▶ What is being asked
State how many lines of the data contain the word "Tilføj", and write nothing besides the number.
++++ Information given
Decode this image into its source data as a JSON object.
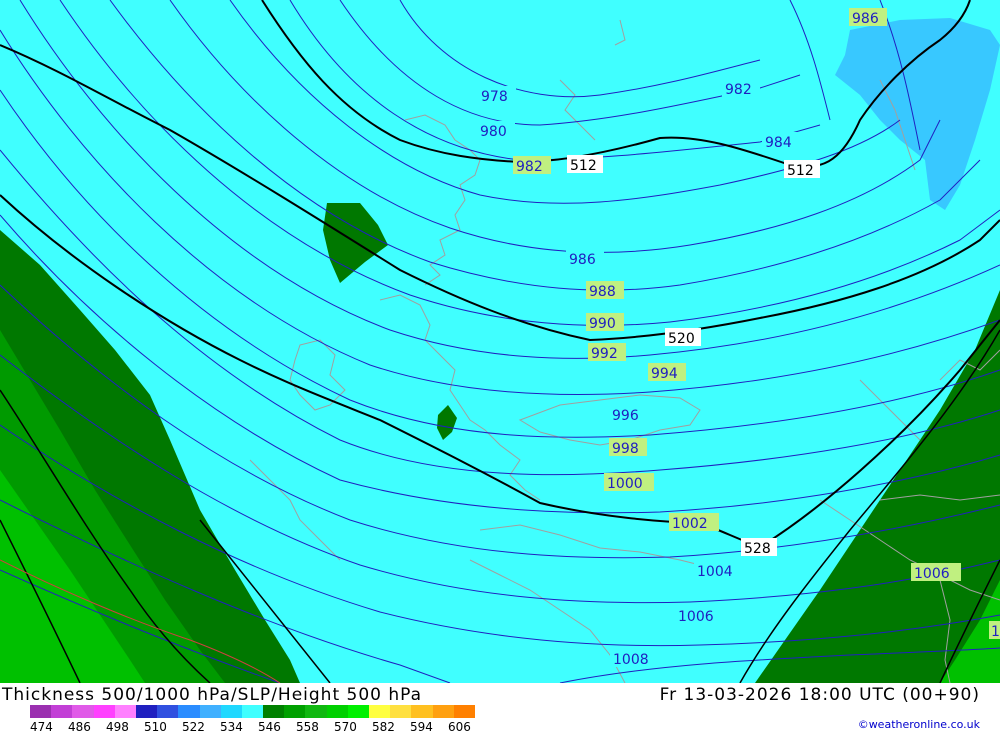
{
  "title": {
    "left": "Thickness 500/1000 hPa/SLP/Height 500 hPa",
    "right": "Fr 13-03-2026 18:00 UTC (00+90)"
  },
  "legend": {
    "ticks": [
      "474",
      "486",
      "498",
      "510",
      "522",
      "534",
      "546",
      "558",
      "570",
      "582",
      "594",
      "606"
    ],
    "colors": [
      "#9b2fb0",
      "#c23fd6",
      "#e05ae8",
      "#ff40ff",
      "#ff80ff",
      "#2020c0",
      "#3050e0",
      "#2a8cff",
      "#40b0ff",
      "#20d8ff",
      "#40ffff",
      "#008000",
      "#00a000",
      "#10b810",
      "#00d000",
      "#00f000",
      "#ffff40",
      "#ffe040",
      "#ffc020",
      "#ffa010",
      "#ff8000"
    ]
  },
  "credit": "©weatheronline.co.uk",
  "map": {
    "slp_labels": [
      "978",
      "980",
      "982",
      "982",
      "984",
      "986",
      "986",
      "988",
      "990",
      "992",
      "994",
      "996",
      "998",
      "1000",
      "1002",
      "1004",
      "1006",
      "1006",
      "1008",
      "1"
    ],
    "height_labels": [
      "512",
      "512",
      "520",
      "528"
    ],
    "colors": {
      "background_thickness": "#40ffff",
      "dark_green": "#007800",
      "mid_green": "#009a00",
      "bright_green": "#00c000",
      "light_blue": "#38c8ff",
      "isobar": "#2020c0",
      "height_line": "#000000",
      "coast": "#a0a0a0"
    }
  }
}
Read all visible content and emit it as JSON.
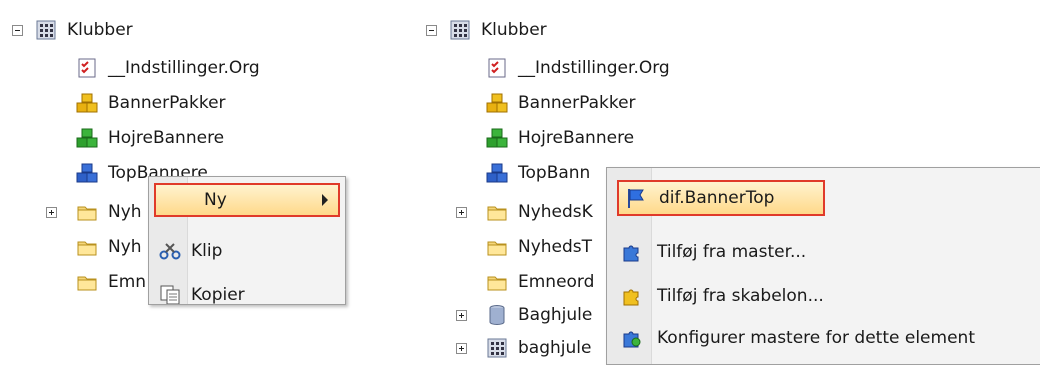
{
  "left": {
    "tree": {
      "root": "Klubber",
      "items": [
        "__Indstillinger.Org",
        "BannerPakker",
        "HojreBannere",
        "TopBannere",
        "Nyh",
        "Nyh",
        "Emn"
      ]
    },
    "menu": {
      "ny": "Ny",
      "klip": "Klip",
      "kopier": "Kopier"
    }
  },
  "right": {
    "tree": {
      "root": "Klubber",
      "items": [
        "__Indstillinger.Org",
        "BannerPakker",
        "HojreBannere",
        "TopBann",
        "NyhedsK",
        "NyhedsT",
        "Emneord",
        "Baghjule",
        "baghjule"
      ]
    },
    "submenu": {
      "items": [
        "dif.BannerTop",
        "Tilføj fra master...",
        "Tilføj fra skabelon...",
        "Konfigurer mastere for dette element"
      ]
    }
  },
  "colors": {
    "highlight_border": "#e03a2a",
    "highlight_fill": "#ffd98a",
    "menu_bg": "#f3f3f3"
  }
}
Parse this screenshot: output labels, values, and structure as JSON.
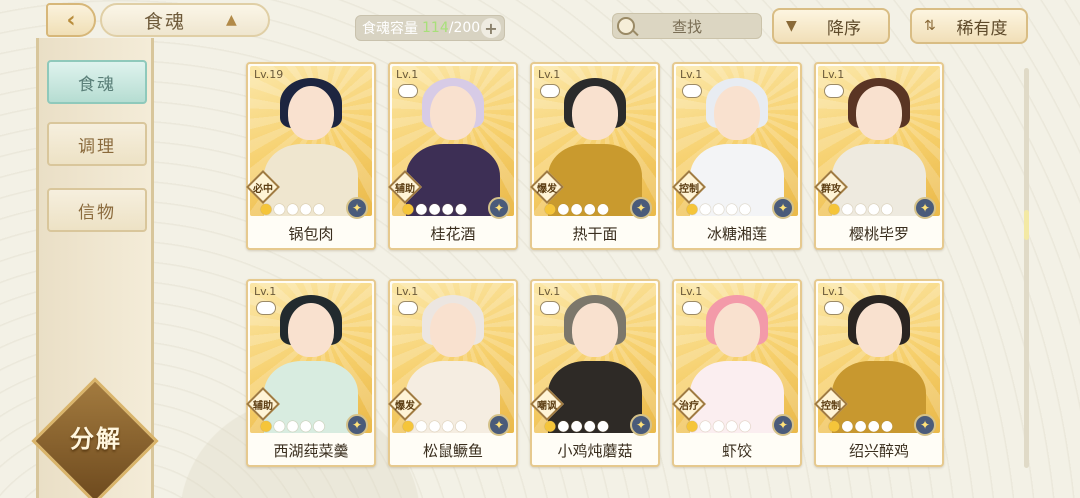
++++++++
▶ Solution
2